◆ Goal of the exercise ◆
Repeat the data below word for word.

(Element location data)
--*--

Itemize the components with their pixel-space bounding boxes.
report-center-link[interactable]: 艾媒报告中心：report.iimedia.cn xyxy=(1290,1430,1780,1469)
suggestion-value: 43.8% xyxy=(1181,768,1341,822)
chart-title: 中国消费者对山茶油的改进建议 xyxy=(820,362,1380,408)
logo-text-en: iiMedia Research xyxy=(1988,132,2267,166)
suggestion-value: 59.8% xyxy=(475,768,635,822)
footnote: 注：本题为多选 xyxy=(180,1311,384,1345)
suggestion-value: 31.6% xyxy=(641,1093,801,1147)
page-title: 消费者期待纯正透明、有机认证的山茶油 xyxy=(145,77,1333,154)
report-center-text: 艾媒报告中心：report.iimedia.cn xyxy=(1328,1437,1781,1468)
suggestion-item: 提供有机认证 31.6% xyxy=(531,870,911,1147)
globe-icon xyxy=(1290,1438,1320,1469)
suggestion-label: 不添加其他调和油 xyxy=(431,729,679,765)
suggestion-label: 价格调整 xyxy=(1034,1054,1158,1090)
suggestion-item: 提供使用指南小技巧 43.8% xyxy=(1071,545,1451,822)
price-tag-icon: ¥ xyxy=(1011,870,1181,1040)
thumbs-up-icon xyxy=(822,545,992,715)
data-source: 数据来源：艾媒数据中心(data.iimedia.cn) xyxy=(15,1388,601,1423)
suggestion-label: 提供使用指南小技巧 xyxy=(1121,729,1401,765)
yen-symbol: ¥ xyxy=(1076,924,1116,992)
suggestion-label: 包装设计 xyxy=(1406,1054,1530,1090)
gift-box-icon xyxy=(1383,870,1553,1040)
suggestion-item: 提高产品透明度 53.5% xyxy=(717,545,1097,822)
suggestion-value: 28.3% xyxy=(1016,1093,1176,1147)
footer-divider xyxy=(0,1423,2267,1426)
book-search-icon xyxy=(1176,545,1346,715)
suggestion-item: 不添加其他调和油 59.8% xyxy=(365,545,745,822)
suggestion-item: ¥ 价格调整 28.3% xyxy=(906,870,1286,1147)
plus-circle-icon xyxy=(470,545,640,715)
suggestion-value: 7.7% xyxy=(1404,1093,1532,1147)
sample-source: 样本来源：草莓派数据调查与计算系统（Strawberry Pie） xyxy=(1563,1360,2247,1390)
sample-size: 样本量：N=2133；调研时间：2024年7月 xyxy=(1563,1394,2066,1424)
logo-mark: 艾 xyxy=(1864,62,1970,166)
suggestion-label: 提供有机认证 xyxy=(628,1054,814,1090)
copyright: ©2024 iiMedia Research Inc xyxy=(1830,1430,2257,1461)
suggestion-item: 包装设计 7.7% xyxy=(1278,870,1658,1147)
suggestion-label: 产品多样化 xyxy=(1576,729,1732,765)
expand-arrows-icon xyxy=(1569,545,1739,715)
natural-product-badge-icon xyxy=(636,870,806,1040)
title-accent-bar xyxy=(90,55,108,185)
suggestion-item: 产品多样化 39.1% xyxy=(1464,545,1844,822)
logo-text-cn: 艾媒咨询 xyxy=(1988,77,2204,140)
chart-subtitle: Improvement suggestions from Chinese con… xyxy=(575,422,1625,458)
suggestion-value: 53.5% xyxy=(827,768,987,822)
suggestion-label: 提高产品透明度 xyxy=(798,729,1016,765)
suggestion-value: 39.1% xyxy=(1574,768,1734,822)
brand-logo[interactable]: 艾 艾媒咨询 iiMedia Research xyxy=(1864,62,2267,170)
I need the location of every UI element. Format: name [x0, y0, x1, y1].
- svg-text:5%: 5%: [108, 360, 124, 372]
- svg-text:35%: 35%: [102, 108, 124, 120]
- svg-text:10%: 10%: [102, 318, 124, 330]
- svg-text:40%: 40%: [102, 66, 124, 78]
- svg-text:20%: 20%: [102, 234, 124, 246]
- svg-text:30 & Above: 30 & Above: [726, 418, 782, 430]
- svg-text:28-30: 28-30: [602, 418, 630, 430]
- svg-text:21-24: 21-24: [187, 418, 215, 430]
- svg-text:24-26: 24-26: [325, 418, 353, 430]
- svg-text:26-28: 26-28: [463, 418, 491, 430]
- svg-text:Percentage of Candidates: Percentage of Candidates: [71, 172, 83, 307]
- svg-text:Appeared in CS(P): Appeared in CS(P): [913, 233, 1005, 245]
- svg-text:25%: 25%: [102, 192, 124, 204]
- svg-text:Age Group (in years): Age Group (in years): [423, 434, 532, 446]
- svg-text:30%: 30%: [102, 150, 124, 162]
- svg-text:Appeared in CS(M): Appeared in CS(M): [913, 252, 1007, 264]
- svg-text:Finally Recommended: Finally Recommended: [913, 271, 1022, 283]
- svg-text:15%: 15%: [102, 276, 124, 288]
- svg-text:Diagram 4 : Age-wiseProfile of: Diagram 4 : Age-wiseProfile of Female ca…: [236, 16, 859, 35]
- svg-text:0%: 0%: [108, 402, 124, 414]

--*--

◆ Complete output ◆
Itemize the components with their pixel-space bounding boxes.
report-center-link[interactable]: 艾媒报告中心：report.iimedia.cn xyxy=(1290,1430,1780,1469)
suggestion-value: 43.8% xyxy=(1181,768,1341,822)
chart-title: 中国消费者对山茶油的改进建议 xyxy=(820,362,1380,408)
logo-text-en: iiMedia Research xyxy=(1988,132,2267,166)
suggestion-value: 59.8% xyxy=(475,768,635,822)
footnote: 注：本题为多选 xyxy=(180,1311,384,1345)
suggestion-value: 31.6% xyxy=(641,1093,801,1147)
page-title: 消费者期待纯正透明、有机认证的山茶油 xyxy=(145,77,1333,154)
report-center-text: 艾媒报告中心：report.iimedia.cn xyxy=(1328,1437,1781,1468)
suggestion-item: 提供有机认证 31.6% xyxy=(531,870,911,1147)
globe-icon xyxy=(1290,1438,1320,1469)
suggestion-label: 不添加其他调和油 xyxy=(431,729,679,765)
suggestion-label: 价格调整 xyxy=(1034,1054,1158,1090)
suggestion-item: 提供使用指南小技巧 43.8% xyxy=(1071,545,1451,822)
price-tag-icon: ¥ xyxy=(1011,870,1181,1040)
thumbs-up-icon xyxy=(822,545,992,715)
data-source: 数据来源：艾媒数据中心(data.iimedia.cn) xyxy=(15,1388,601,1423)
suggestion-label: 提供使用指南小技巧 xyxy=(1121,729,1401,765)
yen-symbol: ¥ xyxy=(1076,924,1116,992)
suggestion-label: 包装设计 xyxy=(1406,1054,1530,1090)
gift-box-icon xyxy=(1383,870,1553,1040)
suggestion-item: 提高产品透明度 53.5% xyxy=(717,545,1097,822)
suggestion-value: 28.3% xyxy=(1016,1093,1176,1147)
footer-divider xyxy=(0,1423,2267,1426)
book-search-icon xyxy=(1176,545,1346,715)
suggestion-item: 不添加其他调和油 59.8% xyxy=(365,545,745,822)
suggestion-item: ¥ 价格调整 28.3% xyxy=(906,870,1286,1147)
plus-circle-icon xyxy=(470,545,640,715)
suggestion-value: 7.7% xyxy=(1404,1093,1532,1147)
sample-source: 样本来源：草莓派数据调查与计算系统（Strawberry Pie） xyxy=(1563,1360,2247,1390)
sample-size: 样本量：N=2133；调研时间：2024年7月 xyxy=(1563,1394,2066,1424)
logo-mark: 艾 xyxy=(1864,62,1970,166)
suggestion-label: 提供有机认证 xyxy=(628,1054,814,1090)
copyright: ©2024 iiMedia Research Inc xyxy=(1830,1430,2257,1461)
suggestion-item: 包装设计 7.7% xyxy=(1278,870,1658,1147)
suggestion-label: 产品多样化 xyxy=(1576,729,1732,765)
expand-arrows-icon xyxy=(1569,545,1739,715)
natural-product-badge-icon xyxy=(636,870,806,1040)
title-accent-bar xyxy=(90,55,108,185)
suggestion-item: 产品多样化 39.1% xyxy=(1464,545,1844,822)
logo-text-cn: 艾媒咨询 xyxy=(1988,77,2204,140)
chart-subtitle: Improvement suggestions from Chinese con… xyxy=(575,422,1625,458)
suggestion-value: 53.5% xyxy=(827,768,987,822)
suggestion-label: 提高产品透明度 xyxy=(798,729,1016,765)
suggestion-value: 39.1% xyxy=(1574,768,1734,822)
brand-logo[interactable]: 艾 艾媒咨询 iiMedia Research xyxy=(1864,62,2267,170)
I need the location of every UI element. Format: name [x0, y0, x1, y1].
- svg-text:5%: 5%: [108, 360, 124, 372]
- svg-text:35%: 35%: [102, 108, 124, 120]
- svg-text:10%: 10%: [102, 318, 124, 330]
- svg-text:40%: 40%: [102, 66, 124, 78]
- svg-text:20%: 20%: [102, 234, 124, 246]
- svg-text:30 & Above: 30 & Above: [726, 418, 782, 430]
- svg-text:28-30: 28-30: [602, 418, 630, 430]
- svg-text:21-24: 21-24: [187, 418, 215, 430]
- svg-text:24-26: 24-26: [325, 418, 353, 430]
- svg-text:26-28: 26-28: [463, 418, 491, 430]
- svg-text:Percentage of Candidates: Percentage of Candidates: [71, 172, 83, 307]
- svg-text:Appeared in CS(P): Appeared in CS(P): [913, 233, 1005, 245]
- svg-text:25%: 25%: [102, 192, 124, 204]
- svg-text:Age Group (in years): Age Group (in years): [423, 434, 532, 446]
- svg-text:30%: 30%: [102, 150, 124, 162]
- svg-text:Appeared in CS(M): Appeared in CS(M): [913, 252, 1007, 264]
- svg-text:Finally Recommended: Finally Recommended: [913, 271, 1022, 283]
- svg-text:15%: 15%: [102, 276, 124, 288]
- svg-text:Diagram 4 : Age-wiseProfile of: Diagram 4 : Age-wiseProfile of Female ca…: [236, 16, 859, 35]
- svg-text:0%: 0%: [108, 402, 124, 414]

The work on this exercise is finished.